Scan the records below for the word "najljepše" and give only the number of lines that hold it.

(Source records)
+++

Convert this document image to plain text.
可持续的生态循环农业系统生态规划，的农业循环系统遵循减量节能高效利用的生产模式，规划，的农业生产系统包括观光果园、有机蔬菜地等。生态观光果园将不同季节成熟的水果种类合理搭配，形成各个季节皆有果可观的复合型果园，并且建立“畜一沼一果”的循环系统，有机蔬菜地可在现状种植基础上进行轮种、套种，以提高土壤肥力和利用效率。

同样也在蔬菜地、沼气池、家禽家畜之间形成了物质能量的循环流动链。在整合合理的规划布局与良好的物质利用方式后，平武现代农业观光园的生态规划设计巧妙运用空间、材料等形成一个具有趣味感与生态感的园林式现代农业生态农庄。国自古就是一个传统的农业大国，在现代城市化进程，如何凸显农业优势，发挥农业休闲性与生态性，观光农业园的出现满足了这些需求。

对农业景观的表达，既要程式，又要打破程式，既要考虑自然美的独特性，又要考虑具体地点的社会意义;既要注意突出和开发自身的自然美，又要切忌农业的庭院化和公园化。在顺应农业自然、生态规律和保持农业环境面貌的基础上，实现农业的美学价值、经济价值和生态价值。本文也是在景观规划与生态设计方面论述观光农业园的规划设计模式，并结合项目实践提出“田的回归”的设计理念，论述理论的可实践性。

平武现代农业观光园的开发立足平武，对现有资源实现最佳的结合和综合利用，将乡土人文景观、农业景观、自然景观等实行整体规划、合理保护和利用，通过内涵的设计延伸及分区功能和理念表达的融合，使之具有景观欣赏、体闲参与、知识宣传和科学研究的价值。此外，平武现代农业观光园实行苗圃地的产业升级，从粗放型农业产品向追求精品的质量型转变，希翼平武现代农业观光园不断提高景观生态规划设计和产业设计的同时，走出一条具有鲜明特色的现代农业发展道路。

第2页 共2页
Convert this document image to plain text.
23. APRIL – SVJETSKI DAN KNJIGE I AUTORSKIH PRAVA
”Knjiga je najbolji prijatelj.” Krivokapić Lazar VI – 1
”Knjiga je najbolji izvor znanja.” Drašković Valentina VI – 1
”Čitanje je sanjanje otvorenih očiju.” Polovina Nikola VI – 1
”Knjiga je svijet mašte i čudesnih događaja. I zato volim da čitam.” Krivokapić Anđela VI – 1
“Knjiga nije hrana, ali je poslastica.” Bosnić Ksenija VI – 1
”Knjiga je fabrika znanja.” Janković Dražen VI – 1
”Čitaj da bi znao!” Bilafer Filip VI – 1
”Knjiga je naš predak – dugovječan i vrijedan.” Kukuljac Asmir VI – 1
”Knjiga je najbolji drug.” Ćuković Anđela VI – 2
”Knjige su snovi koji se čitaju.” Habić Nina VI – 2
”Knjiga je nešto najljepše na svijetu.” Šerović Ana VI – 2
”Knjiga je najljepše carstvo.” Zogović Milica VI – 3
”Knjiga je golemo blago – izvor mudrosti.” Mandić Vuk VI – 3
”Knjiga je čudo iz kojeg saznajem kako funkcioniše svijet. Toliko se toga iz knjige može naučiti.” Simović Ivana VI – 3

+++

## Exercise response
2